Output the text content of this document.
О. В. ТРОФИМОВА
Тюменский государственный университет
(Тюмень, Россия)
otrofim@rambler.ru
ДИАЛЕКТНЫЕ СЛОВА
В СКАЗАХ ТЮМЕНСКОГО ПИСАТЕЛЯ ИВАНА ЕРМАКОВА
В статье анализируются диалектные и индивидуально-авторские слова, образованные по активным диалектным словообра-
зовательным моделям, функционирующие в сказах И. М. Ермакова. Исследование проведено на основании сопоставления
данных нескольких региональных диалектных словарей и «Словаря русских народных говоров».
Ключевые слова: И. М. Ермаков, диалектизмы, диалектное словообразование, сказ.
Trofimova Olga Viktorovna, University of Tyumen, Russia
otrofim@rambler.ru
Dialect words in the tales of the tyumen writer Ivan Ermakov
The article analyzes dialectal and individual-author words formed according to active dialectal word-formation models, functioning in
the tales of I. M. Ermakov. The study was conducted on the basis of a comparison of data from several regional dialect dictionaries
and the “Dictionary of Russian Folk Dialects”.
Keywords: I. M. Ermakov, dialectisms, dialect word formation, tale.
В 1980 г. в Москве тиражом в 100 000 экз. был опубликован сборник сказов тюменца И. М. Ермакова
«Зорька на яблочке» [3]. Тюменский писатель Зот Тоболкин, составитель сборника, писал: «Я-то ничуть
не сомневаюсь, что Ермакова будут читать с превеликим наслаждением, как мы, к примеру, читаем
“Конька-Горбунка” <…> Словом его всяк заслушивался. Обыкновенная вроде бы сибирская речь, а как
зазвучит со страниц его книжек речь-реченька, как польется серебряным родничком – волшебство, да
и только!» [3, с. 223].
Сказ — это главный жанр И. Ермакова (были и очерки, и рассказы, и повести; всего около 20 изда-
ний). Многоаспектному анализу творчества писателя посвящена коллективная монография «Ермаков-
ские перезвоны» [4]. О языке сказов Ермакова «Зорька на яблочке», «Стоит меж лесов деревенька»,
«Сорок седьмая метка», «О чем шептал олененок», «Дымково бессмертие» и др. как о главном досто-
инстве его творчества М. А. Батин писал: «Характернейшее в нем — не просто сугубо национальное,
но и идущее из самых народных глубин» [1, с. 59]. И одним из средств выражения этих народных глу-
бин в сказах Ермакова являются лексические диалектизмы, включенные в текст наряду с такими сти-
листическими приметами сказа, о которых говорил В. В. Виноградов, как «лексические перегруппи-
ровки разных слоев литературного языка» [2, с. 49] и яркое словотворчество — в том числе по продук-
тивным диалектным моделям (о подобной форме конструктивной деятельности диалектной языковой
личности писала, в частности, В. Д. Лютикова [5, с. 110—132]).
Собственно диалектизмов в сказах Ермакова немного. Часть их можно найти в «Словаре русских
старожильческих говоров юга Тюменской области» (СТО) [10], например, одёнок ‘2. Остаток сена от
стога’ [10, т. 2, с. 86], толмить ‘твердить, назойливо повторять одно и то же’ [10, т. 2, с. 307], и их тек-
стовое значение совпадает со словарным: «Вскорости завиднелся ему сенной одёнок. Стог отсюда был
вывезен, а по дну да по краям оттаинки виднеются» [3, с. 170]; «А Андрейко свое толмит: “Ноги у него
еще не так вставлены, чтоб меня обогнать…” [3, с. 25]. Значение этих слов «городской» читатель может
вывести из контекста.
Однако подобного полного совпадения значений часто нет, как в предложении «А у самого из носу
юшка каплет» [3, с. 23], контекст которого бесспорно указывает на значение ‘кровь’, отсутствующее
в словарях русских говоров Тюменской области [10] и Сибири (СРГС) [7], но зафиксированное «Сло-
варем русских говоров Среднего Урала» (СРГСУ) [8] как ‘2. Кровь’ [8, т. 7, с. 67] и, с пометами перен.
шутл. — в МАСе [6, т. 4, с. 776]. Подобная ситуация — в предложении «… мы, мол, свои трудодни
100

========

-- Instructions for the task --
From the listing above, copy every line that includes the word "диалектизмы".

-- Solution to the problem --
Ключевые слова: И. М. Ермаков, диалектизмы, диалектное словообразование, сказ.
бин в сказах Ермакова являются лексические диалектизмы, включенные в текст наряду с такими сти-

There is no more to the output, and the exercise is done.